* _TASK OBJECTIVE_
Quote the whole listing verbatim.

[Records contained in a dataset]

____________

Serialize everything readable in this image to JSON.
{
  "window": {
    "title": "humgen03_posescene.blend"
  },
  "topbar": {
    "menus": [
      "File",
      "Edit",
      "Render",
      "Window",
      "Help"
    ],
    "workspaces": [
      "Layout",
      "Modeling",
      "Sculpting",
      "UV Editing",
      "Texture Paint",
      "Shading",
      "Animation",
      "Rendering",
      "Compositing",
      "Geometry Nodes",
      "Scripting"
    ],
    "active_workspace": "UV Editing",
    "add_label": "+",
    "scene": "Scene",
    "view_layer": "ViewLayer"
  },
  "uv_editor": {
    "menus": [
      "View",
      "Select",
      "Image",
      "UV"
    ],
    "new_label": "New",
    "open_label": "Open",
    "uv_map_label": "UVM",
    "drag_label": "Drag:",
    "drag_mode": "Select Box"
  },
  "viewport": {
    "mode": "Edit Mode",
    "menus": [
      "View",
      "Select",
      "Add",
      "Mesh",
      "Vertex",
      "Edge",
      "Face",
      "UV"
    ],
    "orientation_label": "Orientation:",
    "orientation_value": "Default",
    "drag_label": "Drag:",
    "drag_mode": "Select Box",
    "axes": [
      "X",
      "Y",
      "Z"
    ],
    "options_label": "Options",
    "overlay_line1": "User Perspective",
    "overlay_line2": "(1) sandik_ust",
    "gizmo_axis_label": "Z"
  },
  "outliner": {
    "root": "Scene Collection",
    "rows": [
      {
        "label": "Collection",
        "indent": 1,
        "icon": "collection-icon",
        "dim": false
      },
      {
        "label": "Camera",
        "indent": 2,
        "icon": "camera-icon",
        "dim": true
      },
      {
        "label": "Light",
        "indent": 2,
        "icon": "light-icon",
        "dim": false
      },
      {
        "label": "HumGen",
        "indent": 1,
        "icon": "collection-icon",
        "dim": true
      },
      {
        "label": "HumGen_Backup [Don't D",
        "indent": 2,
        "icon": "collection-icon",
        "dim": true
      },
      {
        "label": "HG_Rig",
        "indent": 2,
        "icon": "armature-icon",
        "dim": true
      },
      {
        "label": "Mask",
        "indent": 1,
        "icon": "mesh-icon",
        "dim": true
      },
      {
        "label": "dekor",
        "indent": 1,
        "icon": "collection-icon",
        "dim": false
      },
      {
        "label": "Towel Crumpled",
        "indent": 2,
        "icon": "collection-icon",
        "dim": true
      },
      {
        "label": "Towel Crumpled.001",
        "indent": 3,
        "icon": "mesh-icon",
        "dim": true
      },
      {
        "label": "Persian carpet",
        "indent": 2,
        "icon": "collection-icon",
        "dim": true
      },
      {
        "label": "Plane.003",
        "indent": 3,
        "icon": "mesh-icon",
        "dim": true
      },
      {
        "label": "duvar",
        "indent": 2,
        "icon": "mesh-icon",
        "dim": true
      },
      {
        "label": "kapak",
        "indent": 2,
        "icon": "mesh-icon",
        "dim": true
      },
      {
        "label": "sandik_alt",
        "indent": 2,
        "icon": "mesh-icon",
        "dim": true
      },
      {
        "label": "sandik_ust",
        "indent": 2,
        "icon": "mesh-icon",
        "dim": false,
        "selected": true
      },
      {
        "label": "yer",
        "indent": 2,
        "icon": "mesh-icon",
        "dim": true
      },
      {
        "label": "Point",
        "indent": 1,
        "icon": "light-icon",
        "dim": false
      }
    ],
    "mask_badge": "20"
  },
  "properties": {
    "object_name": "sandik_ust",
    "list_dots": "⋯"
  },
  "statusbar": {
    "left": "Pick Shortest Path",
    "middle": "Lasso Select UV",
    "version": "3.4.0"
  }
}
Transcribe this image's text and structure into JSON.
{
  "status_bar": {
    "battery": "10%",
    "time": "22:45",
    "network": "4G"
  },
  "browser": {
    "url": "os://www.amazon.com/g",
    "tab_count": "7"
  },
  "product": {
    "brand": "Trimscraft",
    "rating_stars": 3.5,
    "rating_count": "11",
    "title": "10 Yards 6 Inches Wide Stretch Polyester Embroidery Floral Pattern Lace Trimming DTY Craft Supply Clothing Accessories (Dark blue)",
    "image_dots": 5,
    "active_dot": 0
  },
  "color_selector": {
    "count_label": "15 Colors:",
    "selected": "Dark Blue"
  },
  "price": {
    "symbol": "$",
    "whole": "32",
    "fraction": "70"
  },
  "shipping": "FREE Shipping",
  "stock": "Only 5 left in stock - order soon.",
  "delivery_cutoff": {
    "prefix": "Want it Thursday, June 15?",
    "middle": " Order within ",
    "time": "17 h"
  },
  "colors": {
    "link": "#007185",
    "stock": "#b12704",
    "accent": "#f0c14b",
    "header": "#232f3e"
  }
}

____________

* _ANSWER TO THE TASK_
Serialize everything readable in this image to JSON.
{
  "window": {
    "title": "humgen03_posescene.blend"
  },
  "topbar": {
    "menus": [
      "File",
      "Edit",
      "Render",
      "Window",
      "Help"
    ],
    "workspaces": [
      "Layout",
      "Modeling",
      "Sculpting",
      "UV Editing",
      "Texture Paint",
      "Shading",
      "Animation",
      "Rendering",
      "Compositing",
      "Geometry Nodes",
      "Scripting"
    ],
    "active_workspace": "UV Editing",
    "add_label": "+",
    "scene": "Scene",
    "view_layer": "ViewLayer"
  },
  "uv_editor": {
    "menus": [
      "View",
      "Select",
      "Image",
      "UV"
    ],
    "new_label": "New",
    "open_label": "Open",
    "uv_map_label": "UVM",
    "drag_label": "Drag:",
    "drag_mode": "Select Box"
  },
  "viewport": {
    "mode": "Edit Mode",
    "menus": [
      "View",
      "Select",
      "Add",
      "Mesh",
      "Vertex",
      "Edge",
      "Face",
      "UV"
    ],
    "orientation_label": "Orientation:",
    "orientation_value": "Default",
    "drag_label": "Drag:",
    "drag_mode": "Select Box",
    "axes": [
      "X",
      "Y",
      "Z"
    ],
    "options_label": "Options",
    "overlay_line1": "User Perspective",
    "overlay_line2": "(1) sandik_ust",
    "gizmo_axis_label": "Z"
  },
  "outliner": {
    "root": "Scene Collection",
    "rows": [
      {
        "label": "Collection",
        "indent": 1,
        "icon": "collection-icon",
        "dim": false
      },
      {
        "label": "Camera",
        "indent": 2,
        "icon": "camera-icon",
        "dim": true
      },
      {
        "label": "Light",
        "indent": 2,
        "icon": "light-icon",
        "dim": false
      },
      {
        "label": "HumGen",
        "indent": 1,
        "icon": "collection-icon",
        "dim": true
      },
      {
        "label": "HumGen_Backup [Don't D",
        "indent": 2,
        "icon": "collection-icon",
        "dim": true
      },
      {
        "label": "HG_Rig",
        "indent": 2,
        "icon": "armature-icon",
        "dim": true
      },
      {
        "label": "Mask",
        "indent": 1,
        "icon": "mesh-icon",
        "dim": true
      },
      {
        "label": "dekor",
        "indent": 1,
        "icon": "collection-icon",
        "dim": false
      },
      {
        "label": "Towel Crumpled",
        "indent": 2,
        "icon": "collection-icon",
        "dim": true
      },
      {
        "label": "Towel Crumpled.001",
        "indent": 3,
        "icon": "mesh-icon",
        "dim": true
      },
      {
        "label": "Persian carpet",
        "indent": 2,
        "icon": "collection-icon",
        "dim": true
      },
      {
        "label": "Plane.003",
        "indent": 3,
        "icon": "mesh-icon",
        "dim": true
      },
      {
        "label": "duvar",
        "indent": 2,
        "icon": "mesh-icon",
        "dim": true
      },
      {
        "label": "kapak",
        "indent": 2,
        "icon": "mesh-icon",
        "dim": true
      },
      {
        "label": "sandik_alt",
        "indent": 2,
        "icon": "mesh-icon",
        "dim": true
      },
      {
        "label": "sandik_ust",
        "indent": 2,
        "icon": "mesh-icon",
        "dim": false,
        "selected": true
      },
      {
        "label": "yer",
        "indent": 2,
        "icon": "mesh-icon",
        "dim": true
      },
      {
        "label": "Point",
        "indent": 1,
        "icon": "light-icon",
        "dim": false
      }
    ],
    "mask_badge": "20"
  },
  "properties": {
    "object_name": "sandik_ust",
    "list_dots": "⋯"
  },
  "statusbar": {
    "left": "Pick Shortest Path",
    "middle": "Lasso Select UV",
    "version": "3.4.0"
  }
}
Transcribe this image's text and structure into JSON.
{
  "status_bar": {
    "battery": "10%",
    "time": "22:45",
    "network": "4G"
  },
  "browser": {
    "url": "os://www.amazon.com/g",
    "tab_count": "7"
  },
  "product": {
    "brand": "Trimscraft",
    "rating_stars": 3.5,
    "rating_count": "11",
    "title": "10 Yards 6 Inches Wide Stretch Polyester Embroidery Floral Pattern Lace Trimming DTY Craft Supply Clothing Accessories (Dark blue)",
    "image_dots": 5,
    "active_dot": 0
  },
  "color_selector": {
    "count_label": "15 Colors:",
    "selected": "Dark Blue"
  },
  "price": {
    "symbol": "$",
    "whole": "32",
    "fraction": "70"
  },
  "shipping": "FREE Shipping",
  "stock": "Only 5 left in stock - order soon.",
  "delivery_cutoff": {
    "prefix": "Want it Thursday, June 15?",
    "middle": " Order within ",
    "time": "17 h"
  },
  "colors": {
    "link": "#007185",
    "stock": "#b12704",
    "accent": "#f0c14b",
    "header": "#232f3e"
  }
}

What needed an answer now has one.